"""
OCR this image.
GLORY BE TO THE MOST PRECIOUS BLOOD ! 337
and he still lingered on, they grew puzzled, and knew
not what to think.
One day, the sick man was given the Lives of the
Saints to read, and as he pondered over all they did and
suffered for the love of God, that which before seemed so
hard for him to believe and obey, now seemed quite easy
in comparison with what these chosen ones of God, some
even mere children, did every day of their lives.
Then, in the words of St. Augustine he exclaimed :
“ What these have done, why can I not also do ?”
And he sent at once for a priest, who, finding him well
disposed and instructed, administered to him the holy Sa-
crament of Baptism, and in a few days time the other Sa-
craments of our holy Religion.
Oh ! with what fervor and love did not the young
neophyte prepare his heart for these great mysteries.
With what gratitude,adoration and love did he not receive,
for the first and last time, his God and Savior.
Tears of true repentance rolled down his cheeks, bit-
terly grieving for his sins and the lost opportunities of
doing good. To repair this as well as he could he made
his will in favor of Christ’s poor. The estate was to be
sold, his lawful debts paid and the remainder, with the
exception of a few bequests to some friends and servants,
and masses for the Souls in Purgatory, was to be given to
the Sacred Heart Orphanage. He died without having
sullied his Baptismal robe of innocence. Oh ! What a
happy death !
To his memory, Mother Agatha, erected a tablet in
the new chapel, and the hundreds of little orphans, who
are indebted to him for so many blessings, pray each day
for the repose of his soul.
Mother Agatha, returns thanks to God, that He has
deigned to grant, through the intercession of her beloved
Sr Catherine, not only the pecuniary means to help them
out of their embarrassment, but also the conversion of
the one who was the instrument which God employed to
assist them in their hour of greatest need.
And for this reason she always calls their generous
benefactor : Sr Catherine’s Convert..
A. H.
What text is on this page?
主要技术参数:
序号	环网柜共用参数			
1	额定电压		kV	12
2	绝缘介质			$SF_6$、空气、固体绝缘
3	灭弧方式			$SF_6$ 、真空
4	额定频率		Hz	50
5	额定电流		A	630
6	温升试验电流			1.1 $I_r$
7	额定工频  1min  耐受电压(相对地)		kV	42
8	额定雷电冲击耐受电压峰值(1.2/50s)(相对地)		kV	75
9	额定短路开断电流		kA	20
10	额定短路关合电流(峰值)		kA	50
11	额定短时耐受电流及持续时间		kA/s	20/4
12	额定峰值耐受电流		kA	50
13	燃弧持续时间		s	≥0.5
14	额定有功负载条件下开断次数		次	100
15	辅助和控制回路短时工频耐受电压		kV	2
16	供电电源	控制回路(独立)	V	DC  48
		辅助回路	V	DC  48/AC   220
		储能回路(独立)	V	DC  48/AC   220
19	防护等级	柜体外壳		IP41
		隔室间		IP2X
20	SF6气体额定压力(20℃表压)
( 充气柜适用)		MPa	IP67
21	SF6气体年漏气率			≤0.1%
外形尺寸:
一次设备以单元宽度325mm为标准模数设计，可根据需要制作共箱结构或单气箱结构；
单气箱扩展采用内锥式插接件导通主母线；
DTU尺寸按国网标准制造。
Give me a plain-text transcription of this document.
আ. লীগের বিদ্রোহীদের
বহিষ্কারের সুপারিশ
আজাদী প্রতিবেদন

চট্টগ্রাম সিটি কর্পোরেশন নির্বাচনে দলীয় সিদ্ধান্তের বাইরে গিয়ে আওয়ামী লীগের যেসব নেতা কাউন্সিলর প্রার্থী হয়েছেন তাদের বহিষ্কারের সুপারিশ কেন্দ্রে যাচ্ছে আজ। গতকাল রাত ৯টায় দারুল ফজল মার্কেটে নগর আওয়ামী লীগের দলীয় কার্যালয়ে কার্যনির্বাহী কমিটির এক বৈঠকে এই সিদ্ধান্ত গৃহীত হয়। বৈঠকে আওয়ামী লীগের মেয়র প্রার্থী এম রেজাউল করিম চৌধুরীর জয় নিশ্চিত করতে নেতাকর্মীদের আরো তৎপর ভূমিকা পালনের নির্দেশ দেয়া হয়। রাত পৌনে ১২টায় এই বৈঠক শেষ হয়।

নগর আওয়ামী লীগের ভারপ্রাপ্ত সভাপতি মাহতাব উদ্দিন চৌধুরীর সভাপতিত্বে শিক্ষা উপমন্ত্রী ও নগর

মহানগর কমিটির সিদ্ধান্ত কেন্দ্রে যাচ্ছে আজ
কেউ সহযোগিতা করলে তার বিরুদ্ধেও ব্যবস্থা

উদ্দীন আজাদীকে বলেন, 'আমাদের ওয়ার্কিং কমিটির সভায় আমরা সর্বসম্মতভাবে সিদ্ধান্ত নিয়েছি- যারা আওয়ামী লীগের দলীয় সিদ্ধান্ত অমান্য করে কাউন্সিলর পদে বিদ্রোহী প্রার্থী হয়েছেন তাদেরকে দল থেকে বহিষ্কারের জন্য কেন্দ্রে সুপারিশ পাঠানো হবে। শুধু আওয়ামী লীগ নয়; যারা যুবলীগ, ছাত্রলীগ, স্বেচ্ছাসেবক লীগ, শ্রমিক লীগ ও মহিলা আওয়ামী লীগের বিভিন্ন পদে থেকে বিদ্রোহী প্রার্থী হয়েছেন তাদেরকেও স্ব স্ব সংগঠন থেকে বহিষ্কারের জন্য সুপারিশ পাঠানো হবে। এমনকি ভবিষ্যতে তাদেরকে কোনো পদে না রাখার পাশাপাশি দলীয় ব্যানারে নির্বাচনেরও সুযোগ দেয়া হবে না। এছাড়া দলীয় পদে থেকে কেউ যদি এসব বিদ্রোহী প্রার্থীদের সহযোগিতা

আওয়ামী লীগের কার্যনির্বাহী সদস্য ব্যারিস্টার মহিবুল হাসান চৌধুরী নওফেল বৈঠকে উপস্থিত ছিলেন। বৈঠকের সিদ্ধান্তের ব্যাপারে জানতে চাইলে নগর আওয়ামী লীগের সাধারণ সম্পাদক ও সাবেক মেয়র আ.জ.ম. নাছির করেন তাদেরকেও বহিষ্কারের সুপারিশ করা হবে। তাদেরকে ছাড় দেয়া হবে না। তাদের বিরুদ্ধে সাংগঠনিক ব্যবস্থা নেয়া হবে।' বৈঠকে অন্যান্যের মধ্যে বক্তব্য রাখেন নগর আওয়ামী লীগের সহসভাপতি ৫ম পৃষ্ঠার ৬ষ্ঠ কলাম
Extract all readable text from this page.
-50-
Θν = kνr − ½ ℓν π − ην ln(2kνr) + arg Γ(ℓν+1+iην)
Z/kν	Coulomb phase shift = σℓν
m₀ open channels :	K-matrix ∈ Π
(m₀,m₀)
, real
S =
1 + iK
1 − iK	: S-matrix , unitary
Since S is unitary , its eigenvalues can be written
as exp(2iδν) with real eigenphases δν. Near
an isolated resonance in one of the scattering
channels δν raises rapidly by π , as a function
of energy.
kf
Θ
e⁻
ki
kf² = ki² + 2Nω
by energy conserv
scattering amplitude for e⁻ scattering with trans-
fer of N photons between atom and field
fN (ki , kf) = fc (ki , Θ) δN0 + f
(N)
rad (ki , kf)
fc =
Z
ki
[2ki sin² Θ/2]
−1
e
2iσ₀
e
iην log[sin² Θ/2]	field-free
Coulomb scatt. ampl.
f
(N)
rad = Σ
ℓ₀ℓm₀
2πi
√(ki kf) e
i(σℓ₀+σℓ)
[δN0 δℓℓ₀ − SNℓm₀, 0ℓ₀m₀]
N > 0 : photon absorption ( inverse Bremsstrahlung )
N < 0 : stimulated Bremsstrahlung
"""
• Directive: Check every line in the material above for the string "also", then give only the number of lines that have it.

• Task response: 2